AIM — Within the data that follows, how many lines carry the string "TetherUS"? Give the number alone.

··········

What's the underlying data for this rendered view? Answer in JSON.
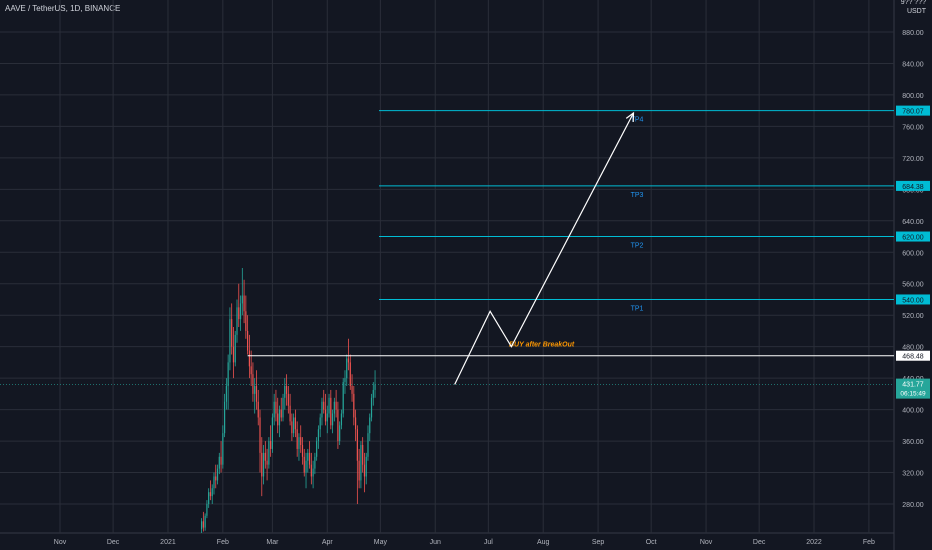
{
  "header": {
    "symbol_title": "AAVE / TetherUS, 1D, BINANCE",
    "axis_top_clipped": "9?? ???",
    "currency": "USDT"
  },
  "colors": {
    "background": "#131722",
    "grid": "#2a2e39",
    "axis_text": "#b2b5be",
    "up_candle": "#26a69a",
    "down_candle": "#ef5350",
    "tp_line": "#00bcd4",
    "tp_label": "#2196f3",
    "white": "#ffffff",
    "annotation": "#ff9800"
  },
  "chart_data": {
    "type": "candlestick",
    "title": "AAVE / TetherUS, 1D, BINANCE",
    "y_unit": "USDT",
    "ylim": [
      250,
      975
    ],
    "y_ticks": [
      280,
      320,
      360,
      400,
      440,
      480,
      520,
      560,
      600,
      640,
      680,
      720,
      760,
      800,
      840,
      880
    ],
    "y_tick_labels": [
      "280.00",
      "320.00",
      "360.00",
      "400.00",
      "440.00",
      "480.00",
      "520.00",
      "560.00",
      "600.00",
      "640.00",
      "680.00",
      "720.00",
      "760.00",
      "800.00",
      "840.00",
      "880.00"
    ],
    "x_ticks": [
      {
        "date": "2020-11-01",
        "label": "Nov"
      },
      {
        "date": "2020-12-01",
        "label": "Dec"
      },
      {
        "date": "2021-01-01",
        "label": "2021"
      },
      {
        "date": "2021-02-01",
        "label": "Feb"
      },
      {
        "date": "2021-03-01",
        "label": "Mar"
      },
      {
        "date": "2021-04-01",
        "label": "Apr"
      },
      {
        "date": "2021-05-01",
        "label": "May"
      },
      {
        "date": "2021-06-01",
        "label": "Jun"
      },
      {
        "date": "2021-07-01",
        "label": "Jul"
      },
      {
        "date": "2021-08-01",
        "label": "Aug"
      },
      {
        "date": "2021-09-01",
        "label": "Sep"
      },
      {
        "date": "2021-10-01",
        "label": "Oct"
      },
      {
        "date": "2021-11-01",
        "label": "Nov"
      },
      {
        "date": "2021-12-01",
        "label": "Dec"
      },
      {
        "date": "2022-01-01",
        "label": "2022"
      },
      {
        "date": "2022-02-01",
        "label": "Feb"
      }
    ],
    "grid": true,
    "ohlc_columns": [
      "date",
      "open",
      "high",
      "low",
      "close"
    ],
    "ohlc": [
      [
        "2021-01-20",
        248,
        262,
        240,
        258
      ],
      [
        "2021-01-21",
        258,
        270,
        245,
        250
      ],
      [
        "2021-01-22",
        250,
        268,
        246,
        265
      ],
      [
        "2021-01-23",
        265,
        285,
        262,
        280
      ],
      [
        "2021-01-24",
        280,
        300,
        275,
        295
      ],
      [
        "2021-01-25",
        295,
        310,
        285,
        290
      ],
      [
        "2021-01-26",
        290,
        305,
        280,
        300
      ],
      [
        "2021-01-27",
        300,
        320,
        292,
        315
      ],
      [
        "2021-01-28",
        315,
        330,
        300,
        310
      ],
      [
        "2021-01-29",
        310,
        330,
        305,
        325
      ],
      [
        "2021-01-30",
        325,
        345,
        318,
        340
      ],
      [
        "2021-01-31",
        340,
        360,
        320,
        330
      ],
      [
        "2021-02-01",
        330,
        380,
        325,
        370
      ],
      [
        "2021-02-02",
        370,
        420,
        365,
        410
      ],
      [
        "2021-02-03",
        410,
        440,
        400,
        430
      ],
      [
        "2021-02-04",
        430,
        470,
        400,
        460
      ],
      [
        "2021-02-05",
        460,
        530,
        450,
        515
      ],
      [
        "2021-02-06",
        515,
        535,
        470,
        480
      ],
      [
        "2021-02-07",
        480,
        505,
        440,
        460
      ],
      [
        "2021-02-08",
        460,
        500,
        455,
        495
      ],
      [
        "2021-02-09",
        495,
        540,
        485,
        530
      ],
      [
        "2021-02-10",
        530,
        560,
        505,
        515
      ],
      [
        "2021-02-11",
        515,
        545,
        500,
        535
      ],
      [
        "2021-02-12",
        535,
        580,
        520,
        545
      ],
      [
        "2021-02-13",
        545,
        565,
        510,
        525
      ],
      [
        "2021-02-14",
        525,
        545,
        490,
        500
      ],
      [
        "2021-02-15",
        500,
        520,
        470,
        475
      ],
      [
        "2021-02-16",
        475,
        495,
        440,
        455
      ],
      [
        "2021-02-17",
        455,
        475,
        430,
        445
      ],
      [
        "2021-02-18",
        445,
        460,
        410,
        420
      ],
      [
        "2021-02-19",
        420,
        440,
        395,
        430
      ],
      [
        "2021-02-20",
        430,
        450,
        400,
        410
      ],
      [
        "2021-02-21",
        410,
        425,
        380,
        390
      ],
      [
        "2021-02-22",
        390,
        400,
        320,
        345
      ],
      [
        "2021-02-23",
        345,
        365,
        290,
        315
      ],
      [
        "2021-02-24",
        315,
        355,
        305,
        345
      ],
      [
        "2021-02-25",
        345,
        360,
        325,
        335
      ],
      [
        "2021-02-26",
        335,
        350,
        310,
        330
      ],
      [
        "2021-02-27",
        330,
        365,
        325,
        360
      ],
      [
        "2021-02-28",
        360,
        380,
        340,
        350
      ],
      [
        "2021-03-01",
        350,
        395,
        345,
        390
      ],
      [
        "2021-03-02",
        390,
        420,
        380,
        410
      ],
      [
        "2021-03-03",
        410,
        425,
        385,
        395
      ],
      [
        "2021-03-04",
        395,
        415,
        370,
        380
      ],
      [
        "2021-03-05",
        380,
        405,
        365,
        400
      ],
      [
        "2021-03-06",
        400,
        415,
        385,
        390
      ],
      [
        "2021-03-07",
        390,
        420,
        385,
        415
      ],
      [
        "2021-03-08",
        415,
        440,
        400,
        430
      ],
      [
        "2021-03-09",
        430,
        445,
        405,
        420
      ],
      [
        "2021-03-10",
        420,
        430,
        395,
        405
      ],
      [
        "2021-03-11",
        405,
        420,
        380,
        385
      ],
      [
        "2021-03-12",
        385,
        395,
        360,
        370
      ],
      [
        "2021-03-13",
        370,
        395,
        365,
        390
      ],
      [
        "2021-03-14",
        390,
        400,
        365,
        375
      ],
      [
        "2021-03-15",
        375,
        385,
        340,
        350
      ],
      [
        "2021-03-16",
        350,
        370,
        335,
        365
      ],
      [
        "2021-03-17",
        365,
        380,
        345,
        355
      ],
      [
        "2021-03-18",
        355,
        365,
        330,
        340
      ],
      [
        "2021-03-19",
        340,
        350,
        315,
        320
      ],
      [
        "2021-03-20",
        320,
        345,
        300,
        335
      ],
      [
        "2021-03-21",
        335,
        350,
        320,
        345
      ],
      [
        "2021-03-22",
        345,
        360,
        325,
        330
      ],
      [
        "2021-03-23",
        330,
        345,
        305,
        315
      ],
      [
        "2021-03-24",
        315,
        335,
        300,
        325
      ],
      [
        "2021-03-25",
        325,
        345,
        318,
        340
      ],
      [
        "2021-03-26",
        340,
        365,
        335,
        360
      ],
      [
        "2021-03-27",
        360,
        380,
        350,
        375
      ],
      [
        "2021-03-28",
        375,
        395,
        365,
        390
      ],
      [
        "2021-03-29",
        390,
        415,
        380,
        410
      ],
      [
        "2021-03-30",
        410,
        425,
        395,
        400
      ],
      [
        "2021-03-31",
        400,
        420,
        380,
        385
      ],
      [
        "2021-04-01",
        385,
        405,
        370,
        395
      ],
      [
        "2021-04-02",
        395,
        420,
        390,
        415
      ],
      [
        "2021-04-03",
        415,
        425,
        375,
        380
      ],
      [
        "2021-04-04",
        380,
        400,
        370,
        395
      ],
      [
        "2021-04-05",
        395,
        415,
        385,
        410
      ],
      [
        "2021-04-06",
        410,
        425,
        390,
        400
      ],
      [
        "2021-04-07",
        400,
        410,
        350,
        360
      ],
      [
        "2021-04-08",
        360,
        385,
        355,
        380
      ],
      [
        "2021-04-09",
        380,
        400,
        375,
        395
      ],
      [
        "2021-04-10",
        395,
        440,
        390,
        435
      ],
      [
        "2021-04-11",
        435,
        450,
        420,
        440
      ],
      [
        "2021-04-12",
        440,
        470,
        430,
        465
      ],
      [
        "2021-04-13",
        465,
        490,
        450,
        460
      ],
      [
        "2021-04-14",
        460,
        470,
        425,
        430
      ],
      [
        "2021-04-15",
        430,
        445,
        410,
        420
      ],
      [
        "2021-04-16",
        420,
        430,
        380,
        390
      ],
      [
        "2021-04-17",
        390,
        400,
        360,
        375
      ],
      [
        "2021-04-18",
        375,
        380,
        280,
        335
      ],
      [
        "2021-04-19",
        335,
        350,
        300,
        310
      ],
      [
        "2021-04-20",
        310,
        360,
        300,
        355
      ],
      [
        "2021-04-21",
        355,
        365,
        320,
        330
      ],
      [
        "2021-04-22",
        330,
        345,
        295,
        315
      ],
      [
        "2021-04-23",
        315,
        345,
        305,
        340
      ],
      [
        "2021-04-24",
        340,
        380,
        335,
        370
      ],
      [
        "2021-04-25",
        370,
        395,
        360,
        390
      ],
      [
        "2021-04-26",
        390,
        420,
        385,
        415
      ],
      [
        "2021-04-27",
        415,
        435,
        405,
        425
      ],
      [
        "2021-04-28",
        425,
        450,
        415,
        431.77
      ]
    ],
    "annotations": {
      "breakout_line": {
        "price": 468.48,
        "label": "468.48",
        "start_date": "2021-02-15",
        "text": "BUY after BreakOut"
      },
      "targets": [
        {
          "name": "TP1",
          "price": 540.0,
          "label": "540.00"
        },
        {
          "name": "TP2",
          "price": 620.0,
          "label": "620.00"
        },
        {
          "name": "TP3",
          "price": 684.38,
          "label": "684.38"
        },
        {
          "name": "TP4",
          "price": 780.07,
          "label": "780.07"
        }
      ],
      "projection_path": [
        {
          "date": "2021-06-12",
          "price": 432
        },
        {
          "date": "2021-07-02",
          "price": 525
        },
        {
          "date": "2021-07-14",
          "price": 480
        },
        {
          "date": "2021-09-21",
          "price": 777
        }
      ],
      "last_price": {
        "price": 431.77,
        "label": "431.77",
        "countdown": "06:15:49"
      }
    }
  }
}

··········

EXERCISE SOLUTION — 2